▶ **Listing**
********************

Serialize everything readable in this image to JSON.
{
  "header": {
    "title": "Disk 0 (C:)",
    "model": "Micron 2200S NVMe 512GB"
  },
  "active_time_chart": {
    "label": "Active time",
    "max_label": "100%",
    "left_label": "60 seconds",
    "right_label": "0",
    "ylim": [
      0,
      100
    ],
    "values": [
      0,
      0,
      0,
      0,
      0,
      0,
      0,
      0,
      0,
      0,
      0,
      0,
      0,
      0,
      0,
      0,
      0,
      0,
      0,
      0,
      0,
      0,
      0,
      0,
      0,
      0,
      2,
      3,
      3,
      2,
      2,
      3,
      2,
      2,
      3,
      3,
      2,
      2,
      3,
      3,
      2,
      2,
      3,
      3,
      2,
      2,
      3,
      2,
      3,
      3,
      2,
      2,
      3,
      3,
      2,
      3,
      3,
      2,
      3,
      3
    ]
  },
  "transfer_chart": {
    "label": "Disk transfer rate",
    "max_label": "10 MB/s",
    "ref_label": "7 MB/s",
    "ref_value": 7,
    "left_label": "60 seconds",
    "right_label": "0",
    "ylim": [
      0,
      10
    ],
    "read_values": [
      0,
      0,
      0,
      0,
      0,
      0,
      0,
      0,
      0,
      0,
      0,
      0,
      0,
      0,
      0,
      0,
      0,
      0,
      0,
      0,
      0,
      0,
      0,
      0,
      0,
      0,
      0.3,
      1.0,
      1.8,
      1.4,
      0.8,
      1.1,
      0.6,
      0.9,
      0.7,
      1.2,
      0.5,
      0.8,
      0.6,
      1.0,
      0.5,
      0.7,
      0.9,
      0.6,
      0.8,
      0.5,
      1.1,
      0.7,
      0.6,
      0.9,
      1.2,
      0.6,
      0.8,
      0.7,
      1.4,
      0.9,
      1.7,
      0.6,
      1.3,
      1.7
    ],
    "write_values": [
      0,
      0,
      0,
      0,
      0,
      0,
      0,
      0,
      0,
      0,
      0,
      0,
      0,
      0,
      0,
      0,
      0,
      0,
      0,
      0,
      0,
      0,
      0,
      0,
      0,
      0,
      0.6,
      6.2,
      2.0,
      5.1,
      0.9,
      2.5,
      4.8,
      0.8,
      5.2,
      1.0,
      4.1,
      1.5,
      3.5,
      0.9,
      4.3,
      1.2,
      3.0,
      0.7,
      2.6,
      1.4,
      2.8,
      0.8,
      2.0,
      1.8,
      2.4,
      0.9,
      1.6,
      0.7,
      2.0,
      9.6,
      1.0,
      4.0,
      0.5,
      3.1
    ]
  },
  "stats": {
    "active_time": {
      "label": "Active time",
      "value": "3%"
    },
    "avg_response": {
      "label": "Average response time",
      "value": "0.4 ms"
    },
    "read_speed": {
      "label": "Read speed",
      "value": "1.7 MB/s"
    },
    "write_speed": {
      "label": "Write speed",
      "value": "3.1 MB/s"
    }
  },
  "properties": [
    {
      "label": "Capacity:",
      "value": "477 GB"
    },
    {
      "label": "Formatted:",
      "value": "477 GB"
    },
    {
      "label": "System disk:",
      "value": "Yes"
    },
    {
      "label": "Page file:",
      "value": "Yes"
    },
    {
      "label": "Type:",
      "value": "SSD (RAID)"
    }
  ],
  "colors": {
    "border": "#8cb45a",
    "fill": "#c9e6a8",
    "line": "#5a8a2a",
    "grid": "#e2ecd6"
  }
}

********************

▶ **Set exercise**
Copy out the full listing exactly.

▶ **Worked solution**
Serialize everything readable in this image to JSON.
{
  "header": {
    "title": "Disk 0 (C:)",
    "model": "Micron 2200S NVMe 512GB"
  },
  "active_time_chart": {
    "label": "Active time",
    "max_label": "100%",
    "left_label": "60 seconds",
    "right_label": "0",
    "ylim": [
      0,
      100
    ],
    "values": [
      0,
      0,
      0,
      0,
      0,
      0,
      0,
      0,
      0,
      0,
      0,
      0,
      0,
      0,
      0,
      0,
      0,
      0,
      0,
      0,
      0,
      0,
      0,
      0,
      0,
      0,
      2,
      3,
      3,
      2,
      2,
      3,
      2,
      2,
      3,
      3,
      2,
      2,
      3,
      3,
      2,
      2,
      3,
      3,
      2,
      2,
      3,
      2,
      3,
      3,
      2,
      2,
      3,
      3,
      2,
      3,
      3,
      2,
      3,
      3
    ]
  },
  "transfer_chart": {
    "label": "Disk transfer rate",
    "max_label": "10 MB/s",
    "ref_label": "7 MB/s",
    "ref_value": 7,
    "left_label": "60 seconds",
    "right_label": "0",
    "ylim": [
      0,
      10
    ],
    "read_values": [
      0,
      0,
      0,
      0,
      0,
      0,
      0,
      0,
      0,
      0,
      0,
      0,
      0,
      0,
      0,
      0,
      0,
      0,
      0,
      0,
      0,
      0,
      0,
      0,
      0,
      0,
      0.3,
      1.0,
      1.8,
      1.4,
      0.8,
      1.1,
      0.6,
      0.9,
      0.7,
      1.2,
      0.5,
      0.8,
      0.6,
      1.0,
      0.5,
      0.7,
      0.9,
      0.6,
      0.8,
      0.5,
      1.1,
      0.7,
      0.6,
      0.9,
      1.2,
      0.6,
      0.8,
      0.7,
      1.4,
      0.9,
      1.7,
      0.6,
      1.3,
      1.7
    ],
    "write_values": [
      0,
      0,
      0,
      0,
      0,
      0,
      0,
      0,
      0,
      0,
      0,
      0,
      0,
      0,
      0,
      0,
      0,
      0,
      0,
      0,
      0,
      0,
      0,
      0,
      0,
      0,
      0.6,
      6.2,
      2.0,
      5.1,
      0.9,
      2.5,
      4.8,
      0.8,
      5.2,
      1.0,
      4.1,
      1.5,
      3.5,
      0.9,
      4.3,
      1.2,
      3.0,
      0.7,
      2.6,
      1.4,
      2.8,
      0.8,
      2.0,
      1.8,
      2.4,
      0.9,
      1.6,
      0.7,
      2.0,
      9.6,
      1.0,
      4.0,
      0.5,
      3.1
    ]
  },
  "stats": {
    "active_time": {
      "label": "Active time",
      "value": "3%"
    },
    "avg_response": {
      "label": "Average response time",
      "value": "0.4 ms"
    },
    "read_speed": {
      "label": "Read speed",
      "value": "1.7 MB/s"
    },
    "write_speed": {
      "label": "Write speed",
      "value": "3.1 MB/s"
    }
  },
  "properties": [
    {
      "label": "Capacity:",
      "value": "477 GB"
    },
    {
      "label": "Formatted:",
      "value": "477 GB"
    },
    {
      "label": "System disk:",
      "value": "Yes"
    },
    {
      "label": "Page file:",
      "value": "Yes"
    },
    {
      "label": "Type:",
      "value": "SSD (RAID)"
    }
  ],
  "colors": {
    "border": "#8cb45a",
    "fill": "#c9e6a8",
    "line": "#5a8a2a",
    "grid": "#e2ecd6"
  }
}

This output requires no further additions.